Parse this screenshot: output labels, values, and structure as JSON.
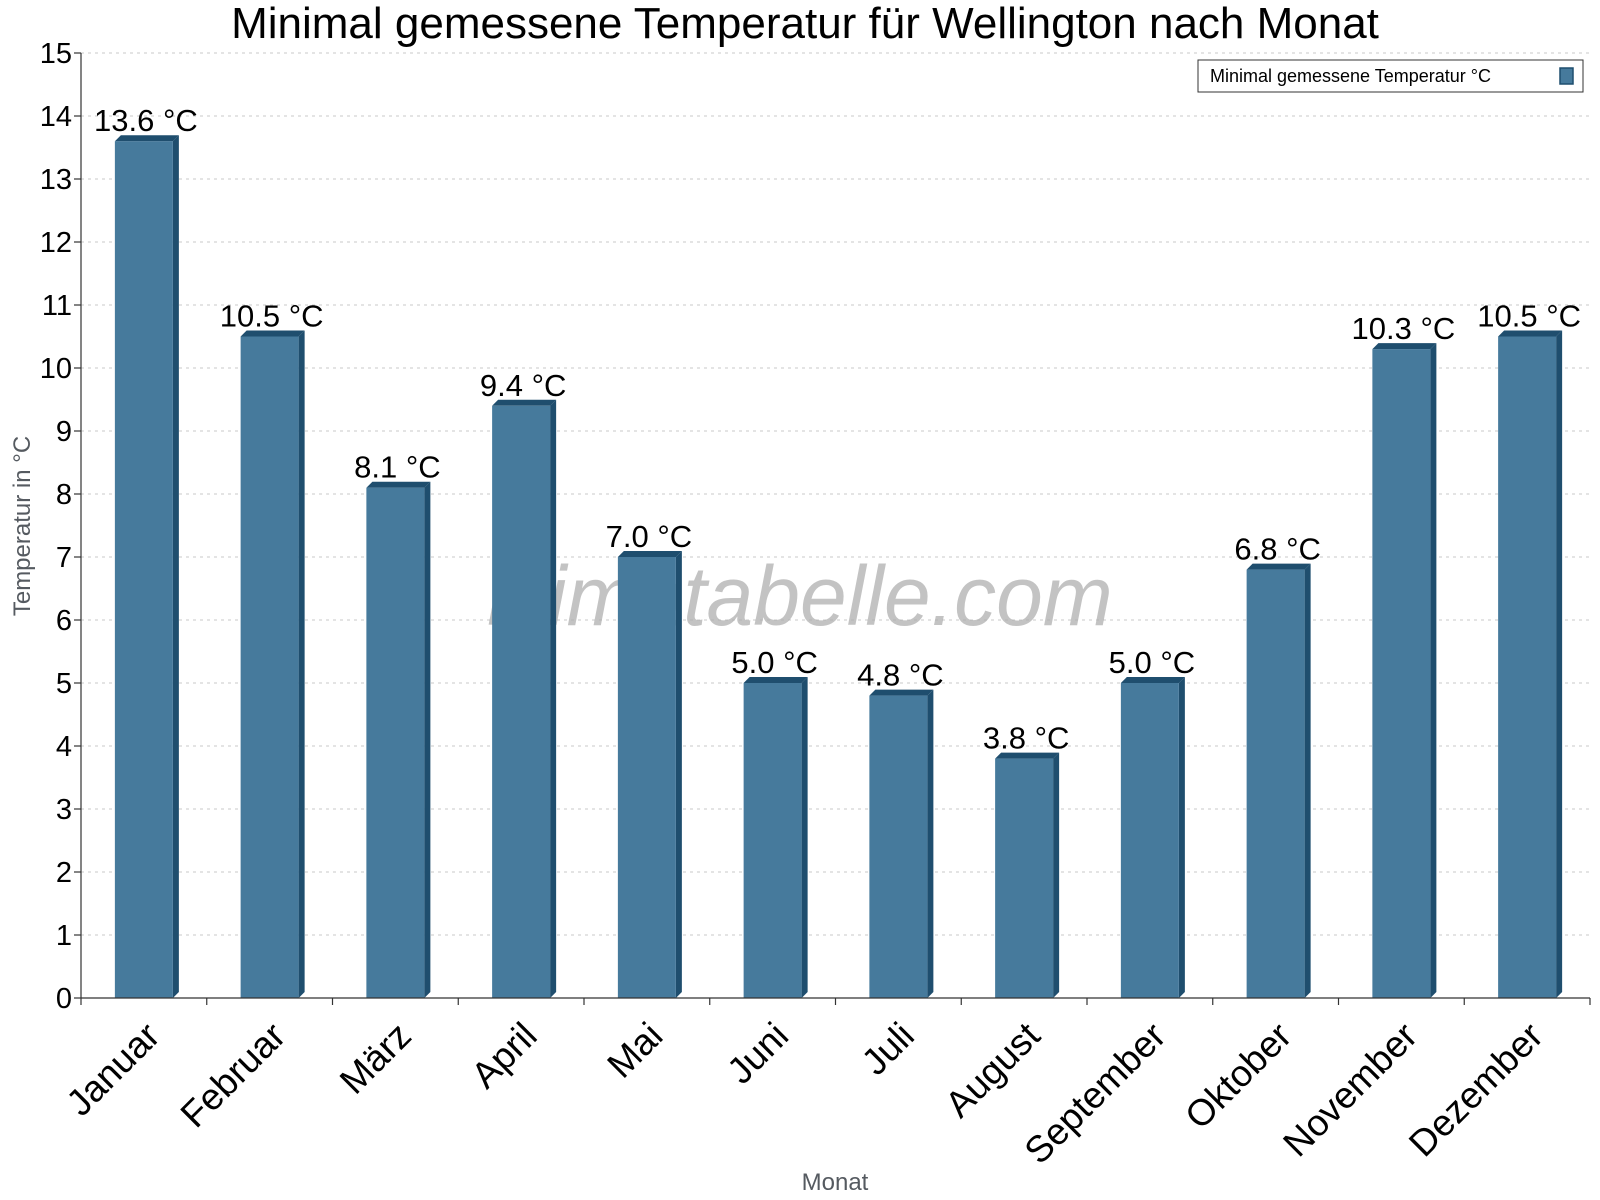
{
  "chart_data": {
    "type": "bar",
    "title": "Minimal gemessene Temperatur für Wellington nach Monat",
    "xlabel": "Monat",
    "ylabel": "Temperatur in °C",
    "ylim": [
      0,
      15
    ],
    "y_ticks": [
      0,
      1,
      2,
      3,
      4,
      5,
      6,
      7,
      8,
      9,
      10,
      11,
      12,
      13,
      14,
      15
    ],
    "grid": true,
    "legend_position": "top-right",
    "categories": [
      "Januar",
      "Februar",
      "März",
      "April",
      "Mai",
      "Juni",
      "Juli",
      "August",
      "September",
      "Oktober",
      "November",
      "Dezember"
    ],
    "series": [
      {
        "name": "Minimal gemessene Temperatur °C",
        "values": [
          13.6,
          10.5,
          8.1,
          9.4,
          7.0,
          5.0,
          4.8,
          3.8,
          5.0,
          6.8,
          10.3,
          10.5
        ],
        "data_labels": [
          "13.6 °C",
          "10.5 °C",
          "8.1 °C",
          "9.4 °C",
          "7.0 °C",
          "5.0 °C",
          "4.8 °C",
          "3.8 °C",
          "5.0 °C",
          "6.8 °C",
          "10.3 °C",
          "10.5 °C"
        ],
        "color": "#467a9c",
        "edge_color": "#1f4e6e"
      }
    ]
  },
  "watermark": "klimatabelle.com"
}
==
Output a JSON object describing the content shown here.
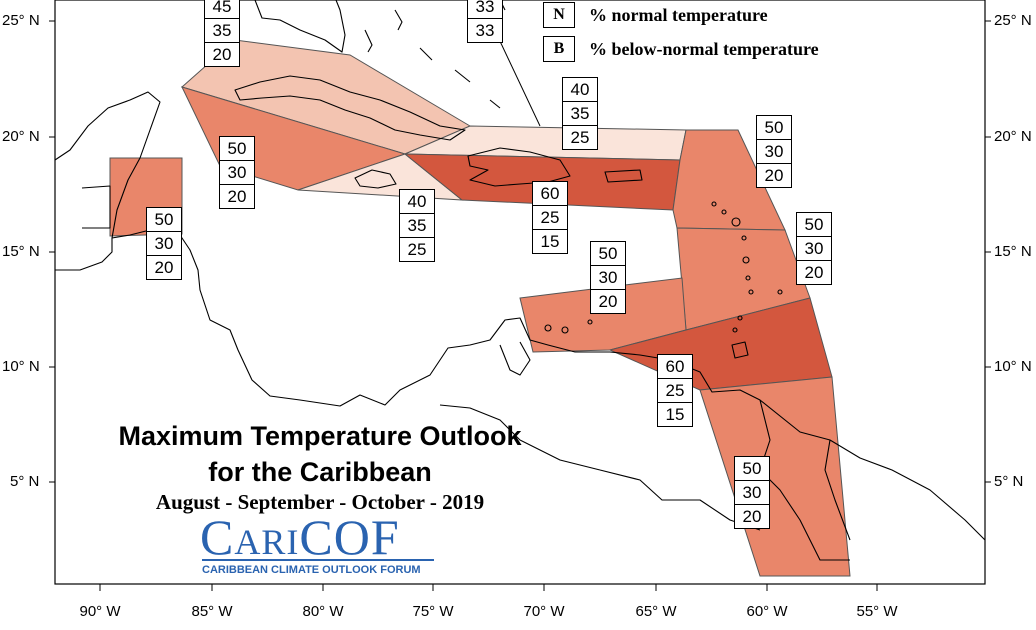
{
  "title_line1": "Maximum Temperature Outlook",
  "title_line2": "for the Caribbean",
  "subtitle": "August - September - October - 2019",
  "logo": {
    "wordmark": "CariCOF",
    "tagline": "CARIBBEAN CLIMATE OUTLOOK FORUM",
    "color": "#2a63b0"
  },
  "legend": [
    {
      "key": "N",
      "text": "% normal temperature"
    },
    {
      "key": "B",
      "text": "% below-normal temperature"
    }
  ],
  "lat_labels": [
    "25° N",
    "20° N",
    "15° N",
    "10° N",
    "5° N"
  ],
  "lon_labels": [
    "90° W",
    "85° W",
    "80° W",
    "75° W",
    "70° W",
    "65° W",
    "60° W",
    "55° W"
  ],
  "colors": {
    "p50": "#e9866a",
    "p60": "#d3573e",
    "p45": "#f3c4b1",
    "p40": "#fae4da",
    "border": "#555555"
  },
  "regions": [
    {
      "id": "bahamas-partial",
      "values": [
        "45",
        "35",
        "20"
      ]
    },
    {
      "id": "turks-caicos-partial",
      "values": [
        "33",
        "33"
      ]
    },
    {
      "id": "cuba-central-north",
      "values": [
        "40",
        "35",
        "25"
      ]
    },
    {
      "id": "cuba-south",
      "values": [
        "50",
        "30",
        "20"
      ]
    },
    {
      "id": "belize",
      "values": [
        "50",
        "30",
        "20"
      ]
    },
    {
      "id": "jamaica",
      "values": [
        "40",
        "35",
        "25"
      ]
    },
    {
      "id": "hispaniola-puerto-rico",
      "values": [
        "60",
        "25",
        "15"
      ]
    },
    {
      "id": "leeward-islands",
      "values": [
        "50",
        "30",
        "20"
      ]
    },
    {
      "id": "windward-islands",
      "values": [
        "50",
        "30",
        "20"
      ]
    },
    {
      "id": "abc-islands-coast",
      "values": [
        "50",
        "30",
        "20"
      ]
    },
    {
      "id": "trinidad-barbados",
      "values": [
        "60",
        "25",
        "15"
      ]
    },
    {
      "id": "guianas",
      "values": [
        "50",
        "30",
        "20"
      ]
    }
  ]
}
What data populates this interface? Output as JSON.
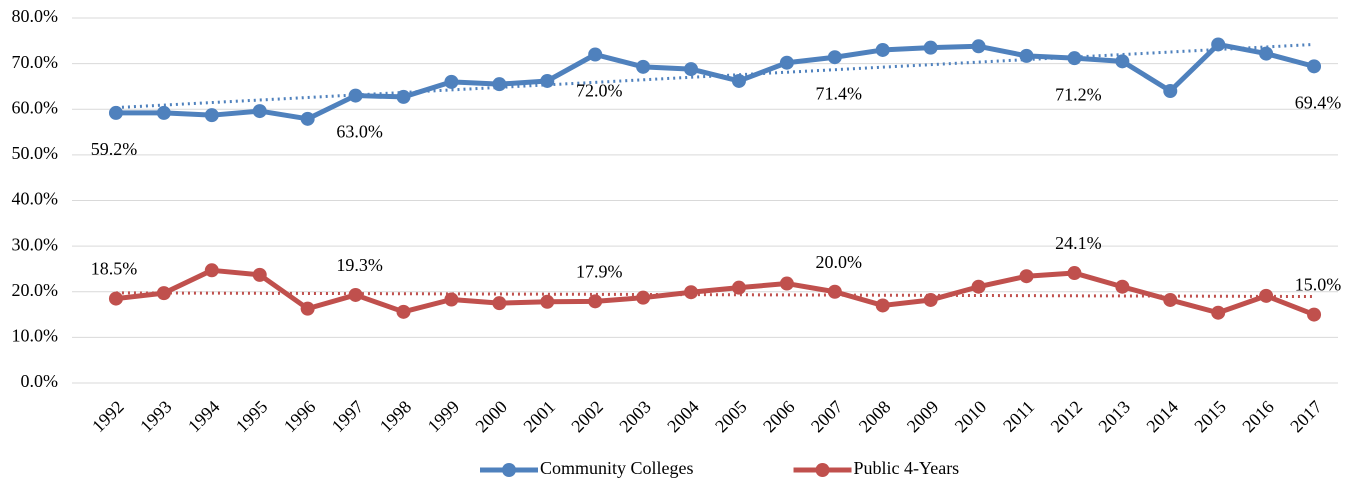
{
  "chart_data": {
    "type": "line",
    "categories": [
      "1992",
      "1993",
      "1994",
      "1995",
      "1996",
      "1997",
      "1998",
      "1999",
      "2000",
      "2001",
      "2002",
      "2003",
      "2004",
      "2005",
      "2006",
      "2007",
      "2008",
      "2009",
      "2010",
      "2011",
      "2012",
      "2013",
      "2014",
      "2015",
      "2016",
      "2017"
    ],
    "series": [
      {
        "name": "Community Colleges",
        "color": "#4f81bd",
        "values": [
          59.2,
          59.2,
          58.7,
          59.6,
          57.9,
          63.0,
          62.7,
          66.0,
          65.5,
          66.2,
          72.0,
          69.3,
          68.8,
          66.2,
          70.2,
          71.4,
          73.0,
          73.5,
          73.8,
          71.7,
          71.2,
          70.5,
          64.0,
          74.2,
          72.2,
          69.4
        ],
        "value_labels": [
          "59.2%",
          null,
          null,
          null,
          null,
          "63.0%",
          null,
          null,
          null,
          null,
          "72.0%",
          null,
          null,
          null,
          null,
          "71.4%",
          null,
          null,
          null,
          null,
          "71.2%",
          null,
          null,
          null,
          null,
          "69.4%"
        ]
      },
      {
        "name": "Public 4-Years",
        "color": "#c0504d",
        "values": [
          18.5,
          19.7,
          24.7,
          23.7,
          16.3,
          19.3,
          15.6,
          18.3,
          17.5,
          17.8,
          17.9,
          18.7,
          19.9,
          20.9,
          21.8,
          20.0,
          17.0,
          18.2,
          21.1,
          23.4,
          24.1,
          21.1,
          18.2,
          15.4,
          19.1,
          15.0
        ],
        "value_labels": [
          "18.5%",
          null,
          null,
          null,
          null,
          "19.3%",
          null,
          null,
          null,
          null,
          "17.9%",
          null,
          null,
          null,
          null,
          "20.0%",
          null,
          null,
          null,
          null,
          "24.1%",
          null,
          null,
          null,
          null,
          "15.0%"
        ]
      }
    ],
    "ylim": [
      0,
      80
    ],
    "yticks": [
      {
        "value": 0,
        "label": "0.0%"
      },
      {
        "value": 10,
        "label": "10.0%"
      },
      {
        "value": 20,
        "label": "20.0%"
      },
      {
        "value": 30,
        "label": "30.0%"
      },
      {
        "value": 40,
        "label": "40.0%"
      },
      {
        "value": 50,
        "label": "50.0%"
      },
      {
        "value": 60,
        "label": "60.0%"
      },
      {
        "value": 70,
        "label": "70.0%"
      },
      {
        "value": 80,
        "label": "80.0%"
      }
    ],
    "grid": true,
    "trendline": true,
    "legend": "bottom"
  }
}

### Directive
Display every line of the listing that contains the string "partial".

### Output for this exercise
      "id": "bahamas-partial",
      "id": "turks-caicos-partial",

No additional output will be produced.